◆ **WORK TO COMPLETE**:
Write out the whole listing again, exactly as given.

◆ **MATERIALS PROVIDED**:
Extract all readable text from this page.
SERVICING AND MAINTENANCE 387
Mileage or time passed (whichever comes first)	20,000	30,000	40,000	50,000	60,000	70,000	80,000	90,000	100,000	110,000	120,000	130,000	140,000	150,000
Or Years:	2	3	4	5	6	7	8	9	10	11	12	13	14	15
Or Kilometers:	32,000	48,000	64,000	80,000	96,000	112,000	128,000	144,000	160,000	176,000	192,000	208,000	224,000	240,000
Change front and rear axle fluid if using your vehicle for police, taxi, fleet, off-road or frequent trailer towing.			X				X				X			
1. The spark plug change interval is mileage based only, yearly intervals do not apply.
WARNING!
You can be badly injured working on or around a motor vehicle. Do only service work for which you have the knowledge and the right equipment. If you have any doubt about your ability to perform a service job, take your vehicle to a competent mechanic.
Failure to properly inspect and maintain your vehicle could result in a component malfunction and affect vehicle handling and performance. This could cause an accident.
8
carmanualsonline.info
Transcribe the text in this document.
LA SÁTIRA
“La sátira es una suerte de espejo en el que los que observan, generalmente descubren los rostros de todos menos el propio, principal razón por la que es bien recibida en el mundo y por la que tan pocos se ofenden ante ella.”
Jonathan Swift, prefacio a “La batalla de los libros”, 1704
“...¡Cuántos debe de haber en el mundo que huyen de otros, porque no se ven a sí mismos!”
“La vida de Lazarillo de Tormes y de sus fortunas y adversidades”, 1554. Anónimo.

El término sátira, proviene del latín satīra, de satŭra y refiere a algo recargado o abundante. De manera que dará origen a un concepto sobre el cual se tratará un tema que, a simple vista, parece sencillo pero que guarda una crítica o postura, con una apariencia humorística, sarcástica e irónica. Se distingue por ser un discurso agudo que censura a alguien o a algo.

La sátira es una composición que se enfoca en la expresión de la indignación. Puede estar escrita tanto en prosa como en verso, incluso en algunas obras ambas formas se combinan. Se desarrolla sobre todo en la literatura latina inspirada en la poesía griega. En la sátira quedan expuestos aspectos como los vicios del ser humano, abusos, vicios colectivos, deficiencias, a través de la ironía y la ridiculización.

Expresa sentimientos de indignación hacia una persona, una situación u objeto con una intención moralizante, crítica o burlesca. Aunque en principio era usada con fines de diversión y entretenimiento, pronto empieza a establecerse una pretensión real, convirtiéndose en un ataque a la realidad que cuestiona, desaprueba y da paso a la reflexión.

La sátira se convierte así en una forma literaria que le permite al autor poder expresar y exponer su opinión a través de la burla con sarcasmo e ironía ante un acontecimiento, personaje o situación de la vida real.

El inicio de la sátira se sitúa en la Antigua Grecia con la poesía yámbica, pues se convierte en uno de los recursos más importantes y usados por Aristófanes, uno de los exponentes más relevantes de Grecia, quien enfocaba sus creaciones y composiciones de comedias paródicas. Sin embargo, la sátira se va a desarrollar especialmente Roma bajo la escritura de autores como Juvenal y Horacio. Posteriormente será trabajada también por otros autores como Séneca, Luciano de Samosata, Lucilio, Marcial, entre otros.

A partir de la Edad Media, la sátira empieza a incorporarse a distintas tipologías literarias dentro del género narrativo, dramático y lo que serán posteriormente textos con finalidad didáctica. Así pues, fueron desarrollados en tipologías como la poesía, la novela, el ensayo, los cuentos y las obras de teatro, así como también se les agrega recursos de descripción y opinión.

◆ **RESPONSE BELOW**:
Extract all readable text from this page.
SERVICING AND MAINTENANCE 387
Mileage or time passed (whichever comes first)	20,000	30,000	40,000	50,000	60,000	70,000	80,000	90,000	100,000	110,000	120,000	130,000	140,000	150,000
Or Years:	2	3	4	5	6	7	8	9	10	11	12	13	14	15
Or Kilometers:	32,000	48,000	64,000	80,000	96,000	112,000	128,000	144,000	160,000	176,000	192,000	208,000	224,000	240,000
Change front and rear axle fluid if using your vehicle for police, taxi, fleet, off-road or frequent trailer towing.			X				X				X			
1. The spark plug change interval is mileage based only, yearly intervals do not apply.
WARNING!
You can be badly injured working on or around a motor vehicle. Do only service work for which you have the knowledge and the right equipment. If you have any doubt about your ability to perform a service job, take your vehicle to a competent mechanic.
Failure to properly inspect and maintain your vehicle could result in a component malfunction and affect vehicle handling and performance. This could cause an accident.
8
carmanualsonline.info
Transcribe the text in this document.
LA SÁTIRA
“La sátira es una suerte de espejo en el que los que observan, generalmente descubren los rostros de todos menos el propio, principal razón por la que es bien recibida en el mundo y por la que tan pocos se ofenden ante ella.”
Jonathan Swift, prefacio a “La batalla de los libros”, 1704
“...¡Cuántos debe de haber en el mundo que huyen de otros, porque no se ven a sí mismos!”
“La vida de Lazarillo de Tormes y de sus fortunas y adversidades”, 1554. Anónimo.

El término sátira, proviene del latín satīra, de satŭra y refiere a algo recargado o abundante. De manera que dará origen a un concepto sobre el cual se tratará un tema que, a simple vista, parece sencillo pero que guarda una crítica o postura, con una apariencia humorística, sarcástica e irónica. Se distingue por ser un discurso agudo que censura a alguien o a algo.

La sátira es una composición que se enfoca en la expresión de la indignación. Puede estar escrita tanto en prosa como en verso, incluso en algunas obras ambas formas se combinan. Se desarrolla sobre todo en la literatura latina inspirada en la poesía griega. En la sátira quedan expuestos aspectos como los vicios del ser humano, abusos, vicios colectivos, deficiencias, a través de la ironía y la ridiculización.

Expresa sentimientos de indignación hacia una persona, una situación u objeto con una intención moralizante, crítica o burlesca. Aunque en principio era usada con fines de diversión y entretenimiento, pronto empieza a establecerse una pretensión real, convirtiéndose en un ataque a la realidad que cuestiona, desaprueba y da paso a la reflexión.

La sátira se convierte así en una forma literaria que le permite al autor poder expresar y exponer su opinión a través de la burla con sarcasmo e ironía ante un acontecimiento, personaje o situación de la vida real.

El inicio de la sátira se sitúa en la Antigua Grecia con la poesía yámbica, pues se convierte en uno de los recursos más importantes y usados por Aristófanes, uno de los exponentes más relevantes de Grecia, quien enfocaba sus creaciones y composiciones de comedias paródicas. Sin embargo, la sátira se va a desarrollar especialmente Roma bajo la escritura de autores como Juvenal y Horacio. Posteriormente será trabajada también por otros autores como Séneca, Luciano de Samosata, Lucilio, Marcial, entre otros.

A partir de la Edad Media, la sátira empieza a incorporarse a distintas tipologías literarias dentro del género narrativo, dramático y lo que serán posteriormente textos con finalidad didáctica. Así pues, fueron desarrollados en tipologías como la poesía, la novela, el ensayo, los cuentos y las obras de teatro, así como también se les agrega recursos de descripción y opinión.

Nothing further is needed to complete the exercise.